Exercise ▸ Reproduce the records verbatim, from the first line through the line that contains "series-line [312, 442, 466, 499]", both included.

Dataset records ▸
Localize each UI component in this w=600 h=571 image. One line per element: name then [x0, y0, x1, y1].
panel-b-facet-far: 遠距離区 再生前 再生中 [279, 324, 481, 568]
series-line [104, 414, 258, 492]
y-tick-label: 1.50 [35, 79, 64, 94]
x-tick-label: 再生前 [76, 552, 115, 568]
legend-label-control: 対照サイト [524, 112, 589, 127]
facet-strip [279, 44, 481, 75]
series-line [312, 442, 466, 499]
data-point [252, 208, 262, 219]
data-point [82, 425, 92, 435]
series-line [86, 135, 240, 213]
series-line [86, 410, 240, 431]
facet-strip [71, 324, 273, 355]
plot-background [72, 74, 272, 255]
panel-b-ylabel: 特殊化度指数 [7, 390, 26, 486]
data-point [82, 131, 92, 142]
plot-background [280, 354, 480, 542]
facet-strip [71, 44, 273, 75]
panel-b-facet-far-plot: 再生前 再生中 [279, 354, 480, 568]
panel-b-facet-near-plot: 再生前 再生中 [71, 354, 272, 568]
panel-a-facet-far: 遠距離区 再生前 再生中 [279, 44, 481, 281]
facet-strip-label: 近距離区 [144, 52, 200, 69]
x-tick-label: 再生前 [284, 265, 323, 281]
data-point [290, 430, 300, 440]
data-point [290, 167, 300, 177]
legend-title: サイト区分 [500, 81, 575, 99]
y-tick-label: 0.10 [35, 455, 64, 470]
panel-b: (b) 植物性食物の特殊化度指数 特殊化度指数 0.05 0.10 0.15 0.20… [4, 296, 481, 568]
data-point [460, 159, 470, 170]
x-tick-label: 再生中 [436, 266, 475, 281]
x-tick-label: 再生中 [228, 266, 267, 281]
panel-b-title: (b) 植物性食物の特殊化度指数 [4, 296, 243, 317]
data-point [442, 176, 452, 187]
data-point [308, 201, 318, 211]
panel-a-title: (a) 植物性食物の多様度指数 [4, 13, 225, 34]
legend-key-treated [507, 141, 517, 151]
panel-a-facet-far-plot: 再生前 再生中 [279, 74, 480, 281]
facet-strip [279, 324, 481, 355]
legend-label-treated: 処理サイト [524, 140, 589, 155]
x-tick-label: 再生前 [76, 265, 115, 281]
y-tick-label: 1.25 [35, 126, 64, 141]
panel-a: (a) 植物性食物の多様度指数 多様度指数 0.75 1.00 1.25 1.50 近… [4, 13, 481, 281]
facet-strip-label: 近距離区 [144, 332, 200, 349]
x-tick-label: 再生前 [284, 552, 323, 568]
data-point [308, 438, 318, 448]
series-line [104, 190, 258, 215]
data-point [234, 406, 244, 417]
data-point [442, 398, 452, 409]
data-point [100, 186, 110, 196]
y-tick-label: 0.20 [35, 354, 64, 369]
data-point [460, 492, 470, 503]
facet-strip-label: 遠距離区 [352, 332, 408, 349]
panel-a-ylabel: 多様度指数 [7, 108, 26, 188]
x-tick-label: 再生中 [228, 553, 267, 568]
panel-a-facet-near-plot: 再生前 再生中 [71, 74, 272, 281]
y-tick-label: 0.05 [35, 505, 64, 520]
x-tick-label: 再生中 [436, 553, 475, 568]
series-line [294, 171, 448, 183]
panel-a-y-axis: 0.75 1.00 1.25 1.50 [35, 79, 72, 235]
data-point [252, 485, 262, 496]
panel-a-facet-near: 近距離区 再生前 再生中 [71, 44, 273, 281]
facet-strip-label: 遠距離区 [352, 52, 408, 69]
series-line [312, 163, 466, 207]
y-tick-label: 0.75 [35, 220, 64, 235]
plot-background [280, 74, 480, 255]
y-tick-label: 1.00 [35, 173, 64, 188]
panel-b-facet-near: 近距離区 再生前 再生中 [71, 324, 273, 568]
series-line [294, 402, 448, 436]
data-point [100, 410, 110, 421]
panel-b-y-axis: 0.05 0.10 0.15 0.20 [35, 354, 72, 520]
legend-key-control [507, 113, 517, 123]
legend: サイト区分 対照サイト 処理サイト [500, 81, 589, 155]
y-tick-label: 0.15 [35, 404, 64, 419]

Response ▸
Localize each UI component in this w=600 h=571 image. One line per element: name then [x0, y0, x1, y1].
panel-b-facet-far: 遠距離区 再生前 再生中 [279, 324, 481, 568]
series-line [104, 414, 258, 492]
y-tick-label: 1.50 [35, 79, 64, 94]
x-tick-label: 再生前 [76, 552, 115, 568]
legend-label-control: 対照サイト [524, 112, 589, 127]
facet-strip [279, 44, 481, 75]
series-line [312, 442, 466, 499]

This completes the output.